■ Stated goal:
Identify the lines that contain the string "trop", then copy each of them.
* BEGIN Record extracts *
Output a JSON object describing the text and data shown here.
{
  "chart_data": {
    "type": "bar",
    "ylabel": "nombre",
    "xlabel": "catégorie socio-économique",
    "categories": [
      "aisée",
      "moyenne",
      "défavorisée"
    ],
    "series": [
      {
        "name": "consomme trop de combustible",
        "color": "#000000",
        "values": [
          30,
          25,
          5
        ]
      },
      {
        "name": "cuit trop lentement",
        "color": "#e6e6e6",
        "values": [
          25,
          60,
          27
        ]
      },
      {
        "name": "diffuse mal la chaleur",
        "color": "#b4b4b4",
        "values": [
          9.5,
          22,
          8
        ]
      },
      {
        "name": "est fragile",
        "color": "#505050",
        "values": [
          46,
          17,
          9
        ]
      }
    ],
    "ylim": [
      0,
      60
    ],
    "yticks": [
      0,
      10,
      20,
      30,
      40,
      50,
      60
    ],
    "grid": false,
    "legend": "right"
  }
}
* END Record extracts *
* BEGIN Record extracts *
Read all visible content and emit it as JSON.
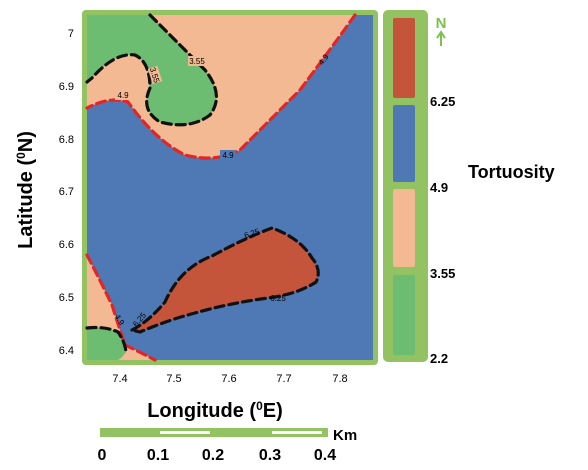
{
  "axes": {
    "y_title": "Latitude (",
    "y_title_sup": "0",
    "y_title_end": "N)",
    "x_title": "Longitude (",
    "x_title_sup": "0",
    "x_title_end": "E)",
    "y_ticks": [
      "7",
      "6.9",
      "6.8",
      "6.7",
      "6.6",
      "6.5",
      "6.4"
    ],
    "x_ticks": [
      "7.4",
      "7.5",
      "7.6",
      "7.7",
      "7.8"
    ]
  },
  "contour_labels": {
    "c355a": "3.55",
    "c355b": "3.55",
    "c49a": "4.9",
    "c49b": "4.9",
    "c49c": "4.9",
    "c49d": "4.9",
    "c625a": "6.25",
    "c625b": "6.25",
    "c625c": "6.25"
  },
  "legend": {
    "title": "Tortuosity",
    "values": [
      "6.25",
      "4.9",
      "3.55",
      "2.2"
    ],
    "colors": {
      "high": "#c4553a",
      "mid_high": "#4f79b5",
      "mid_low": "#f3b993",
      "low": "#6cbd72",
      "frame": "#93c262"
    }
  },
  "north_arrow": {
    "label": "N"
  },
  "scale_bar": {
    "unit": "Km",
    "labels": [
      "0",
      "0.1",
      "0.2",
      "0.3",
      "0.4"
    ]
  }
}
* END Record extracts *
* BEGIN Record extracts *
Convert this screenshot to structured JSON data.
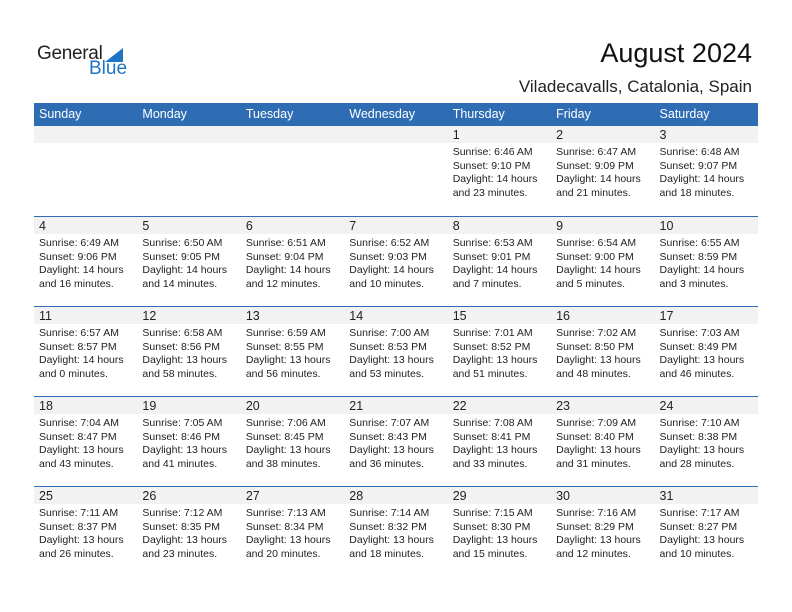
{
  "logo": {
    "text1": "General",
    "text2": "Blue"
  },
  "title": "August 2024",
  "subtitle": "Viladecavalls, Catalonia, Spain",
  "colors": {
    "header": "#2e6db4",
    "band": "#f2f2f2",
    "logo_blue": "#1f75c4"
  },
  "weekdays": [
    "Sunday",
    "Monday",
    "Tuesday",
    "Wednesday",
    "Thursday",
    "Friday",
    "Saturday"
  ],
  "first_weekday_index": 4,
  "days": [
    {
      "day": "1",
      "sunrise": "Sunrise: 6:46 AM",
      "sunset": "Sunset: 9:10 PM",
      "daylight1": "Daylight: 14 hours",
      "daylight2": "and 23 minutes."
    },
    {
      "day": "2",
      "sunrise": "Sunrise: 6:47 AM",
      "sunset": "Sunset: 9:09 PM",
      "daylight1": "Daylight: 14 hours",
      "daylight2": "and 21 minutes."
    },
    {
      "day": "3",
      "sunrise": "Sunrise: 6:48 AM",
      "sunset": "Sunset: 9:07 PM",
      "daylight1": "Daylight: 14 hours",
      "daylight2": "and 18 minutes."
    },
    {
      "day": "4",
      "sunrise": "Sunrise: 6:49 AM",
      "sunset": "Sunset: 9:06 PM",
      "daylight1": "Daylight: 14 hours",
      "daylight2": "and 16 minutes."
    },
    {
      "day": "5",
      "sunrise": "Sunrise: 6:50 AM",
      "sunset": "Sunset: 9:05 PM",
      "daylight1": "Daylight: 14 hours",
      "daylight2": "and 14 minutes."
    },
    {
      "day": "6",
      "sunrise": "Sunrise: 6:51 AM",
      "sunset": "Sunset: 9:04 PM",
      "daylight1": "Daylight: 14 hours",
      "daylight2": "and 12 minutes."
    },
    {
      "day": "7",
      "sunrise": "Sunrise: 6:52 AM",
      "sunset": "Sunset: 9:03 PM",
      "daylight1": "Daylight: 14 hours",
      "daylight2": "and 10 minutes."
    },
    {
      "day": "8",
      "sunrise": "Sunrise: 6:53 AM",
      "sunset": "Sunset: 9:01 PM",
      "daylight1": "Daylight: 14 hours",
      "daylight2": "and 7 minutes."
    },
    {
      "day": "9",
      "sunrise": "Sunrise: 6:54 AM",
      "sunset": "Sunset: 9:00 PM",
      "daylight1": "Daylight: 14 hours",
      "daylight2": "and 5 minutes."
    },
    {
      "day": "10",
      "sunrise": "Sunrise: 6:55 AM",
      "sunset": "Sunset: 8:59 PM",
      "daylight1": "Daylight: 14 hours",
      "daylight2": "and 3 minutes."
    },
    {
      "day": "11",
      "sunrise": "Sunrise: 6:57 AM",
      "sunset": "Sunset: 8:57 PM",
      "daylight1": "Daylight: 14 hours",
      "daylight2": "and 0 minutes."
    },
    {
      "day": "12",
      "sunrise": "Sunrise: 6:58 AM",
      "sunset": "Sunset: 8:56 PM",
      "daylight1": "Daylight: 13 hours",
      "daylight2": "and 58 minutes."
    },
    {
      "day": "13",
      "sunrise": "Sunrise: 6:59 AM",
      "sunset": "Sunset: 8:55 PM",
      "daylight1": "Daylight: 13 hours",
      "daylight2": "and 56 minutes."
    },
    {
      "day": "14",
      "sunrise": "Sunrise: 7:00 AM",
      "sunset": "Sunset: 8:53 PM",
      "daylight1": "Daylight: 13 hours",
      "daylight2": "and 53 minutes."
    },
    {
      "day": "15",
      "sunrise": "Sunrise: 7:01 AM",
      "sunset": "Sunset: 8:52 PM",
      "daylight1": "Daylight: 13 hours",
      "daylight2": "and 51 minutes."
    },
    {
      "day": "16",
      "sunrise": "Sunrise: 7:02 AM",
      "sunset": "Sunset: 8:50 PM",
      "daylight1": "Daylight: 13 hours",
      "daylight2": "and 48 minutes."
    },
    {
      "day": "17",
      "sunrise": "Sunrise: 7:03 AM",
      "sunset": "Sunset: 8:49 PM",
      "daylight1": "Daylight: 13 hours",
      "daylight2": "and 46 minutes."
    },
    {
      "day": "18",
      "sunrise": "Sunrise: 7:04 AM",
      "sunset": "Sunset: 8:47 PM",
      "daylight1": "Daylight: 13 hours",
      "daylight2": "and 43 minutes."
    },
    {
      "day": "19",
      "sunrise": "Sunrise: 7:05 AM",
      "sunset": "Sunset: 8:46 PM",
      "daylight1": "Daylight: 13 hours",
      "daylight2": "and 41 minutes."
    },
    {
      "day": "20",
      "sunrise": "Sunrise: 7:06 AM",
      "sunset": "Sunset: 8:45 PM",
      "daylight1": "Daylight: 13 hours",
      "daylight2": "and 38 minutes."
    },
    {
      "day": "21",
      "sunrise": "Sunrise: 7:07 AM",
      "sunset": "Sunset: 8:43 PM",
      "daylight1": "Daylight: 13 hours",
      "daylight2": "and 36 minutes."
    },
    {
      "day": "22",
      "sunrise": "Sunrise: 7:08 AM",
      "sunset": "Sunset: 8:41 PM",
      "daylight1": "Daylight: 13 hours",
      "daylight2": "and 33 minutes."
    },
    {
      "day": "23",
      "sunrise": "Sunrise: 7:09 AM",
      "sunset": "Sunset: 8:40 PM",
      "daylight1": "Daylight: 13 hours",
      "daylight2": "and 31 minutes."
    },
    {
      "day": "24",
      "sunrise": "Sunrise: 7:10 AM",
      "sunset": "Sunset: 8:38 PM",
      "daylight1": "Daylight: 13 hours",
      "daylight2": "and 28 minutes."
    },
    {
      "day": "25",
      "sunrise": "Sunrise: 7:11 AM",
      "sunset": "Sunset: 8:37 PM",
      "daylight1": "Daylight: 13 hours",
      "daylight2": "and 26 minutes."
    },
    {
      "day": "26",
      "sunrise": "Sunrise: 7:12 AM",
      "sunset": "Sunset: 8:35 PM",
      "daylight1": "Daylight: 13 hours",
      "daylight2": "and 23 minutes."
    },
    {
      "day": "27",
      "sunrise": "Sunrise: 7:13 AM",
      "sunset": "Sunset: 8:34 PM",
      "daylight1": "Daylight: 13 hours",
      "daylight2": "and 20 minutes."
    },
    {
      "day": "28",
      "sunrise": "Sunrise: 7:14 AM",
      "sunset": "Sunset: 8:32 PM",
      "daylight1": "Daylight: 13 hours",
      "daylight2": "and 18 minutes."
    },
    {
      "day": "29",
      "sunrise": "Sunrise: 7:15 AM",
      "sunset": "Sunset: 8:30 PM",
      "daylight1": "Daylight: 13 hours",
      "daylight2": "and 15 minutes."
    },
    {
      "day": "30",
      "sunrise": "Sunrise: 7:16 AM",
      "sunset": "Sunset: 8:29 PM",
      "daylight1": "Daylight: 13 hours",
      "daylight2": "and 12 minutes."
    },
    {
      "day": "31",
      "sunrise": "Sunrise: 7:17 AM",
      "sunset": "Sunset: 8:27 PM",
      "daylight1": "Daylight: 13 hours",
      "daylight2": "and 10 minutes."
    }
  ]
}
* END Record extracts *
■ Response to the task:
        "name": "consomme trop de combustible",
        "name": "cuit trop lentement",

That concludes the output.